+++ THE INPUT +++

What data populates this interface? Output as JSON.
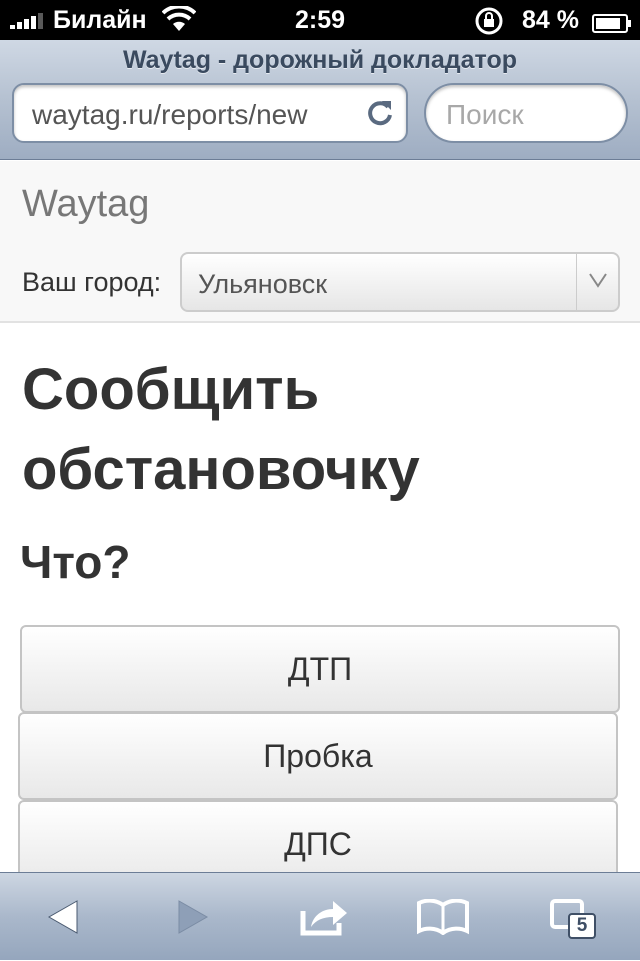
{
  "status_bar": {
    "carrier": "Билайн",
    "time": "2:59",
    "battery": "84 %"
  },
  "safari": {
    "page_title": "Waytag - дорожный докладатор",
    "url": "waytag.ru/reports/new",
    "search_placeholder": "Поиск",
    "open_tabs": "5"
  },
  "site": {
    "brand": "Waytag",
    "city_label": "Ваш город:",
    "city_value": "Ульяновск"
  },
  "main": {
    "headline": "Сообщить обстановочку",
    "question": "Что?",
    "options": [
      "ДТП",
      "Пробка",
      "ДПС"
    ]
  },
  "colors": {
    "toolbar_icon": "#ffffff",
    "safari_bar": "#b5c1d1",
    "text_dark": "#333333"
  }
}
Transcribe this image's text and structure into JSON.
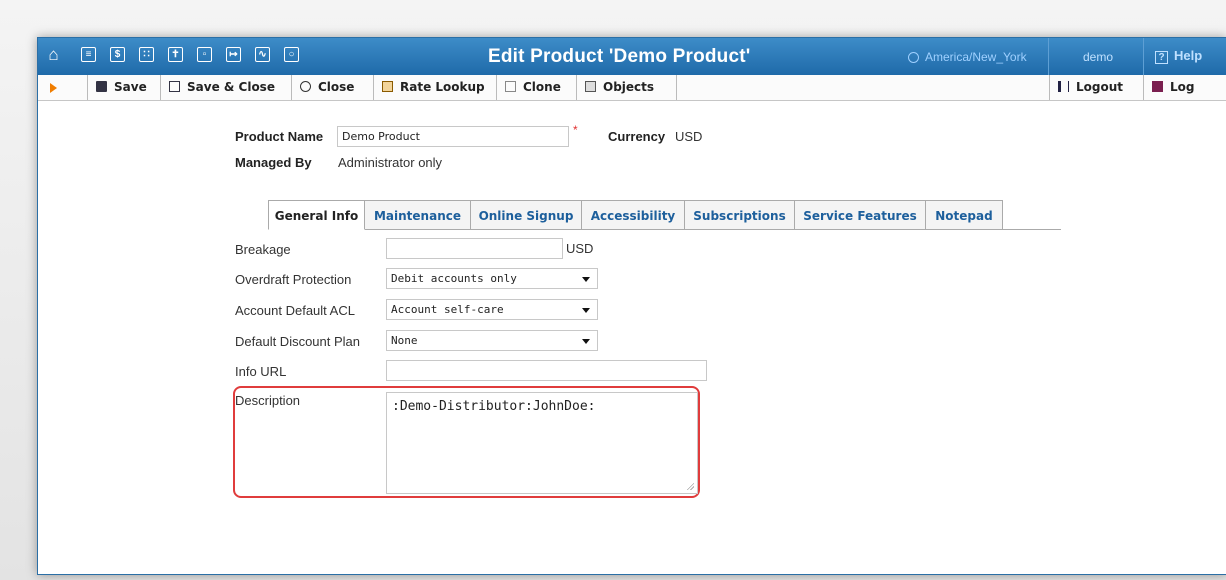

+++
+++ THE INPUT +++

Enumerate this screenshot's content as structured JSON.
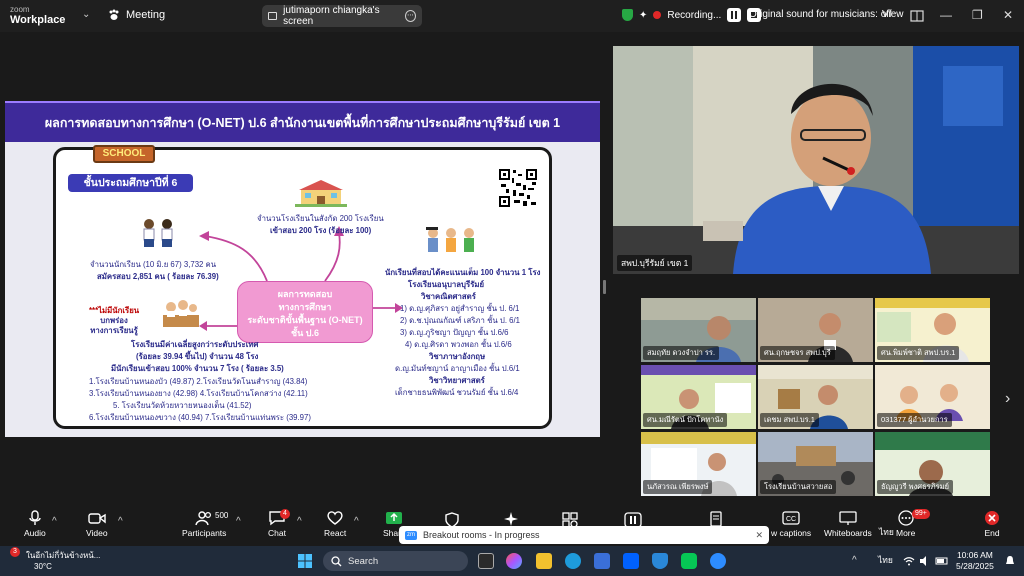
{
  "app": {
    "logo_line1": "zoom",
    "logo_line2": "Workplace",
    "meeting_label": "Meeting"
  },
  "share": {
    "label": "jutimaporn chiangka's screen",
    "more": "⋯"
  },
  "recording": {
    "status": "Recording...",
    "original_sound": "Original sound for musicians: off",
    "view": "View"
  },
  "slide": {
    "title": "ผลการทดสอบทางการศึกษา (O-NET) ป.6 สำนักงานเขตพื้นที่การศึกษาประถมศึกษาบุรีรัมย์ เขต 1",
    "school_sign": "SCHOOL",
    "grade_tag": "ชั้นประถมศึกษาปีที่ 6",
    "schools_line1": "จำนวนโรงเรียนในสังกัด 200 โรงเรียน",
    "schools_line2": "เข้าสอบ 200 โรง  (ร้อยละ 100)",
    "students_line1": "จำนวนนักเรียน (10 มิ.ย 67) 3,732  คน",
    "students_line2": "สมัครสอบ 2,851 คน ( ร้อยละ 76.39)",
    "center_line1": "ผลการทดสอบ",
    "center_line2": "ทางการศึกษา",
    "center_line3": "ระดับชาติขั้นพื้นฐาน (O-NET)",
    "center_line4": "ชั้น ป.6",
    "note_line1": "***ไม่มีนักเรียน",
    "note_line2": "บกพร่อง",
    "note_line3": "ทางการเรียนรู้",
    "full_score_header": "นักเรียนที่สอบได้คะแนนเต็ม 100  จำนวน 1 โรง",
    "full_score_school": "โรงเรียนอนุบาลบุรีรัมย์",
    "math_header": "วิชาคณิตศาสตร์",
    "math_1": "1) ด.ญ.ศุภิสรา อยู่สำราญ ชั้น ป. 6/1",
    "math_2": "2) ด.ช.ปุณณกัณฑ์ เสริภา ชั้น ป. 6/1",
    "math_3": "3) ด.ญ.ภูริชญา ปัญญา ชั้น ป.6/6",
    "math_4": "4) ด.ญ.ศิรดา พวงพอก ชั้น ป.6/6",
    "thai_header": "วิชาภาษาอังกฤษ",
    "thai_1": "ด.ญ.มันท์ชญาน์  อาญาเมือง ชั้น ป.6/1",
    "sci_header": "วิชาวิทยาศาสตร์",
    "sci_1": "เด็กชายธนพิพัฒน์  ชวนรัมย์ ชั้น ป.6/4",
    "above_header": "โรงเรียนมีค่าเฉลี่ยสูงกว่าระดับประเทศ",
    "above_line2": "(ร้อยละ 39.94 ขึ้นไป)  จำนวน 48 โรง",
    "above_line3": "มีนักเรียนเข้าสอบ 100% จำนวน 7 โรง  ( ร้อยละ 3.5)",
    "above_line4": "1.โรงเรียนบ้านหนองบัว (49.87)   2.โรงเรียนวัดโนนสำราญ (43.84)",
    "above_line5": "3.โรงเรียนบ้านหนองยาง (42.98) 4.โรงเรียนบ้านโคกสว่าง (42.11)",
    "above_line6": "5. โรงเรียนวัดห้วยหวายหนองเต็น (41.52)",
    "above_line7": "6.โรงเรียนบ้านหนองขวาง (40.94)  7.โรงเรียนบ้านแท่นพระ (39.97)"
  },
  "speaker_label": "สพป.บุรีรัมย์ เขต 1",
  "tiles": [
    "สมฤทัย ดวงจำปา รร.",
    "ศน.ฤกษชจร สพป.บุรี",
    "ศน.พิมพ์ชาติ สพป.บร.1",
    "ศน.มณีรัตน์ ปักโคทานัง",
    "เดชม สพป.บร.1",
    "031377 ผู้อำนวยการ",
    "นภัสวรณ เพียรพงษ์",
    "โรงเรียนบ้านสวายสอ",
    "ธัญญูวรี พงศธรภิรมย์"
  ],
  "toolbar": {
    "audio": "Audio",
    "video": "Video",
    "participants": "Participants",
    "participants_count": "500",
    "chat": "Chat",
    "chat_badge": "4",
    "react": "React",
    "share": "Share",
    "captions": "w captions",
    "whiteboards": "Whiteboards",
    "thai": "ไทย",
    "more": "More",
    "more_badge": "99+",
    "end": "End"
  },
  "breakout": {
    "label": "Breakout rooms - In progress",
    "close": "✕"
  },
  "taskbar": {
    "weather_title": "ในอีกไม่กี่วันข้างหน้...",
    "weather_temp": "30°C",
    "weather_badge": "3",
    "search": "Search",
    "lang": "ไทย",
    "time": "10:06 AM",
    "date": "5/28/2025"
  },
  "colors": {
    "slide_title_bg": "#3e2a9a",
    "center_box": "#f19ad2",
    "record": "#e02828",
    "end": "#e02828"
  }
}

+++
+++ THE INPUT +++

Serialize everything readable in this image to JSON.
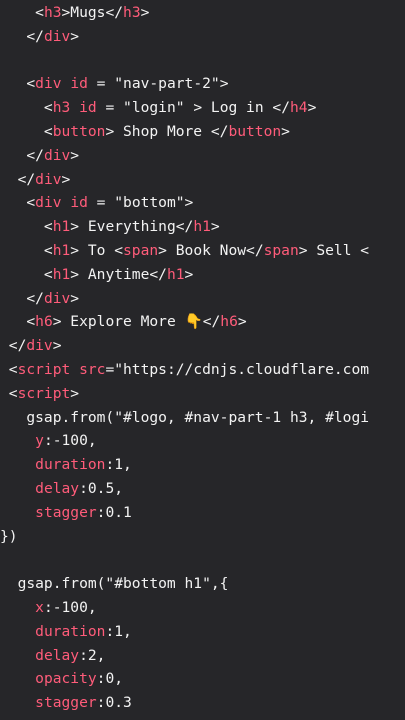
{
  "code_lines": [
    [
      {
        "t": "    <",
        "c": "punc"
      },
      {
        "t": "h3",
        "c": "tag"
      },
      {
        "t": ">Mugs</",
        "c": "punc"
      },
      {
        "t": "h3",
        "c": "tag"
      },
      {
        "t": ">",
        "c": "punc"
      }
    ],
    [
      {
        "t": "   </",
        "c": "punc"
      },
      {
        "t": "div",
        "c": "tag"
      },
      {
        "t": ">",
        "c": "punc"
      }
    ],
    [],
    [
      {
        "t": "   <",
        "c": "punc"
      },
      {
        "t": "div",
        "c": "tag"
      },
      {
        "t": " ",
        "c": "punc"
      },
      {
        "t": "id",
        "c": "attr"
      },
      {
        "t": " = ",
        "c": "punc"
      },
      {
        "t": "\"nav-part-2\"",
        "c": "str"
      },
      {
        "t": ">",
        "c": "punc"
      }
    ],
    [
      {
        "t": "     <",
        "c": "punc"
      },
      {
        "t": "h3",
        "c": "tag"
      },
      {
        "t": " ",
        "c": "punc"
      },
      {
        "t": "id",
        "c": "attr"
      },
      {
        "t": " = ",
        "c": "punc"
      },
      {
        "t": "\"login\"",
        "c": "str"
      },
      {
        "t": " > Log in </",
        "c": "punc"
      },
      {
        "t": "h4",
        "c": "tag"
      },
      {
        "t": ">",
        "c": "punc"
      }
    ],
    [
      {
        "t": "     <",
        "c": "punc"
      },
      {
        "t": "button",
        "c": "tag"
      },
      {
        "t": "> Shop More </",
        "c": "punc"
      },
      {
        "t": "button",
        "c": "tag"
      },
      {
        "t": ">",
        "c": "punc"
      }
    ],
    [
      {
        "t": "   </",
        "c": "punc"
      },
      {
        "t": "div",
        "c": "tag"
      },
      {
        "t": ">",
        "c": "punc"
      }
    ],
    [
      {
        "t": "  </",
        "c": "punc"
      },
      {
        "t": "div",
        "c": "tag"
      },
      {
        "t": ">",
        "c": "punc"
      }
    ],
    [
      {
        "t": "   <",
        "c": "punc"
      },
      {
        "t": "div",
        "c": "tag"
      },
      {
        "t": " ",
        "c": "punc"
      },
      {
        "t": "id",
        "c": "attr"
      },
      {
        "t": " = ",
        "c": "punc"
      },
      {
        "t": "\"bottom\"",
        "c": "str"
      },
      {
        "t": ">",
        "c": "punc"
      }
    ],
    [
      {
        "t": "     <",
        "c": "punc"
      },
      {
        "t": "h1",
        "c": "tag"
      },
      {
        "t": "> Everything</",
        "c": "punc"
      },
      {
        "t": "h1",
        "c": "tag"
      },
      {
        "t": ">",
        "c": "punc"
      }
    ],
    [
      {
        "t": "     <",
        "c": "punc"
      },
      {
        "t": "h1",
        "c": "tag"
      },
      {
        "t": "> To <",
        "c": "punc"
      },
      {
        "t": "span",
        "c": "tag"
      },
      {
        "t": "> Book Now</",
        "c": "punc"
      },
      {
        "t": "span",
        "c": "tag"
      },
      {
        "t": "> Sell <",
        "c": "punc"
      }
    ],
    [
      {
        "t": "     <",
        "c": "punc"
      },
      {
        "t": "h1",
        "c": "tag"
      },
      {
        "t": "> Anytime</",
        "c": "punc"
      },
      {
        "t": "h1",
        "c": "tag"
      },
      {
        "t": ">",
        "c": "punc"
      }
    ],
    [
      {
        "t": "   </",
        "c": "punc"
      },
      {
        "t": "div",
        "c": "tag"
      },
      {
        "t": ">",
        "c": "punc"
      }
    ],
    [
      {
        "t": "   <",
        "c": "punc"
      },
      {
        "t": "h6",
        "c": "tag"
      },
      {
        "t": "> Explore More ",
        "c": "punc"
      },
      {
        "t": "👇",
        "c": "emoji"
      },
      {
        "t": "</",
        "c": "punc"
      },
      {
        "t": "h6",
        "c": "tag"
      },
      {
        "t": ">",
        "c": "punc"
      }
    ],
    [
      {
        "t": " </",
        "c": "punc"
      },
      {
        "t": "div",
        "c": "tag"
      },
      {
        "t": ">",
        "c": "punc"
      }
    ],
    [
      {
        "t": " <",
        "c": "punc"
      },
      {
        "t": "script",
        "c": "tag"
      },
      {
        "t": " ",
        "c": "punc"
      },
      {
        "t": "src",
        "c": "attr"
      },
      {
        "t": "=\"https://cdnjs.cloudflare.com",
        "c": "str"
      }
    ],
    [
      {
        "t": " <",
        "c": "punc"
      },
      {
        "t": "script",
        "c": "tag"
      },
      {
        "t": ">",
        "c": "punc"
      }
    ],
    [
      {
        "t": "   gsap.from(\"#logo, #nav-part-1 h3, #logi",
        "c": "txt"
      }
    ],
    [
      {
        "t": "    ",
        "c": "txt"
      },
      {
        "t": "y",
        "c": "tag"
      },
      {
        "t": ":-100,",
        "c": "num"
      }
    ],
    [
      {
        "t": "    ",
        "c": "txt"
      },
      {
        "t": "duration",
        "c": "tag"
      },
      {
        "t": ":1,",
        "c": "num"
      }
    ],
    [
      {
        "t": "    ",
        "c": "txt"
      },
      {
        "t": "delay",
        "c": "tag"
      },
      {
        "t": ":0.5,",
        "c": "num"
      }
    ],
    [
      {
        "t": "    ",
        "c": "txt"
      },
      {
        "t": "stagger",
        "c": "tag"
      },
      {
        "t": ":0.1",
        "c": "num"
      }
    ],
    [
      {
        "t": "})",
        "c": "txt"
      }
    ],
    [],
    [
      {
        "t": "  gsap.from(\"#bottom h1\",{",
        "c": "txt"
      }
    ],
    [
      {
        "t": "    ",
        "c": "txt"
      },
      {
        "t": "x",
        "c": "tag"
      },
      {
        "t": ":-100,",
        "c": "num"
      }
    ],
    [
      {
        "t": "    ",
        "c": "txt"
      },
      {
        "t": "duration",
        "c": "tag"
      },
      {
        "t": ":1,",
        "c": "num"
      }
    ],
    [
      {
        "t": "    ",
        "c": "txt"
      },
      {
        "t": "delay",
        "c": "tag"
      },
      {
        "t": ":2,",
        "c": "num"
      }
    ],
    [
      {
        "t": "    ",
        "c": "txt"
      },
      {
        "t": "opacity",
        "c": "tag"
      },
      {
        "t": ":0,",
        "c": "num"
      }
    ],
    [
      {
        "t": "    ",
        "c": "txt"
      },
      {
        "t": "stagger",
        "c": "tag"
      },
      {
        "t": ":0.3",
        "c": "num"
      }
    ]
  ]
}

+++

[WHAT IS NEEDED] Of the lines above, copy only those from the one holding "What data populates" to the one holding "Transcribe this image's", both included, and exclude every image.

[RESPONSE TO THE EXERCISE]
What data populates this interface? Output as JSON.
{
  "status_bar": {
    "carrier": "Билайн",
    "time": "2:59",
    "battery": "84 %"
  },
  "safari": {
    "page_title": "Waytag - дорожный докладатор",
    "url": "waytag.ru/reports/new",
    "search_placeholder": "Поиск",
    "open_tabs": "5"
  },
  "site": {
    "brand": "Waytag",
    "city_label": "Ваш город:",
    "city_value": "Ульяновск"
  },
  "main": {
    "headline": "Сообщить обстановочку",
    "question": "Что?",
    "options": [
      "ДТП",
      "Пробка",
      "ДПС"
    ]
  },
  "colors": {
    "toolbar_icon": "#ffffff",
    "safari_bar": "#b5c1d1",
    "text_dark": "#333333"
  }
}
Transcribe this image's text and structure into JSON.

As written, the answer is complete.